**Stored data:**
--- BEGIN ---
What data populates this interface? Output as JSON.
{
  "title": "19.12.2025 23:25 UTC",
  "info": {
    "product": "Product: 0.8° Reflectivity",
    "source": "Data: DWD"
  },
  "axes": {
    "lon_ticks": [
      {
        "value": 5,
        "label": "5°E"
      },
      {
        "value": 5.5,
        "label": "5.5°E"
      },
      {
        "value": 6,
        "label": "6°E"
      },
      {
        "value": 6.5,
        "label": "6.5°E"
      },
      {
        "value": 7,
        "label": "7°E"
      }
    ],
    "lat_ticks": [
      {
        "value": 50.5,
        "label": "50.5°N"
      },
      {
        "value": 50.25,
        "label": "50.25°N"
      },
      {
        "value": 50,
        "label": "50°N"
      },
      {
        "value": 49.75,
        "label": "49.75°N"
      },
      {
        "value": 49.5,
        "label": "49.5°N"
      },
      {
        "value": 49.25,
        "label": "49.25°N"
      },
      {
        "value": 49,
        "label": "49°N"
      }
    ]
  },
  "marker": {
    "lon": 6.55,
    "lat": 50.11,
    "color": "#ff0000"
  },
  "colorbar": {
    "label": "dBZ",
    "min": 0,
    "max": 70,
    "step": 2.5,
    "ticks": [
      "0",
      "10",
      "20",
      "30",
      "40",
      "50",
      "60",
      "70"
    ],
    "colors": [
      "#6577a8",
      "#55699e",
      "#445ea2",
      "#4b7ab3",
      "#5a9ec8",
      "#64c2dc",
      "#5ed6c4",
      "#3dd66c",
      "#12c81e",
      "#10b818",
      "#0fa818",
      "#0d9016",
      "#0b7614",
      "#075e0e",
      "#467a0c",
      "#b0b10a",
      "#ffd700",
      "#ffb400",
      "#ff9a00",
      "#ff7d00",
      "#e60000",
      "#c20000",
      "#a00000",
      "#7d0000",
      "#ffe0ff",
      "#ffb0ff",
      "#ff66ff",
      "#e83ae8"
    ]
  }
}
--- END ---
**What you need to do:** Write the entries again, exactly as they stand.

**Complete answer:**
What data populates this interface? Output as JSON.
{
  "title": "19.12.2025 23:25 UTC",
  "info": {
    "product": "Product: 0.8° Reflectivity",
    "source": "Data: DWD"
  },
  "axes": {
    "lon_ticks": [
      {
        "value": 5,
        "label": "5°E"
      },
      {
        "value": 5.5,
        "label": "5.5°E"
      },
      {
        "value": 6,
        "label": "6°E"
      },
      {
        "value": 6.5,
        "label": "6.5°E"
      },
      {
        "value": 7,
        "label": "7°E"
      }
    ],
    "lat_ticks": [
      {
        "value": 50.5,
        "label": "50.5°N"
      },
      {
        "value": 50.25,
        "label": "50.25°N"
      },
      {
        "value": 50,
        "label": "50°N"
      },
      {
        "value": 49.75,
        "label": "49.75°N"
      },
      {
        "value": 49.5,
        "label": "49.5°N"
      },
      {
        "value": 49.25,
        "label": "49.25°N"
      },
      {
        "value": 49,
        "label": "49°N"
      }
    ]
  },
  "marker": {
    "lon": 6.55,
    "lat": 50.11,
    "color": "#ff0000"
  },
  "colorbar": {
    "label": "dBZ",
    "min": 0,
    "max": 70,
    "step": 2.5,
    "ticks": [
      "0",
      "10",
      "20",
      "30",
      "40",
      "50",
      "60",
      "70"
    ],
    "colors": [
      "#6577a8",
      "#55699e",
      "#445ea2",
      "#4b7ab3",
      "#5a9ec8",
      "#64c2dc",
      "#5ed6c4",
      "#3dd66c",
      "#12c81e",
      "#10b818",
      "#0fa818",
      "#0d9016",
      "#0b7614",
      "#075e0e",
      "#467a0c",
      "#b0b10a",
      "#ffd700",
      "#ffb400",
      "#ff9a00",
      "#ff7d00",
      "#e60000",
      "#c20000",
      "#a00000",
      "#7d0000",
      "#ffe0ff",
      "#ffb0ff",
      "#ff66ff",
      "#e83ae8"
    ]
  }
}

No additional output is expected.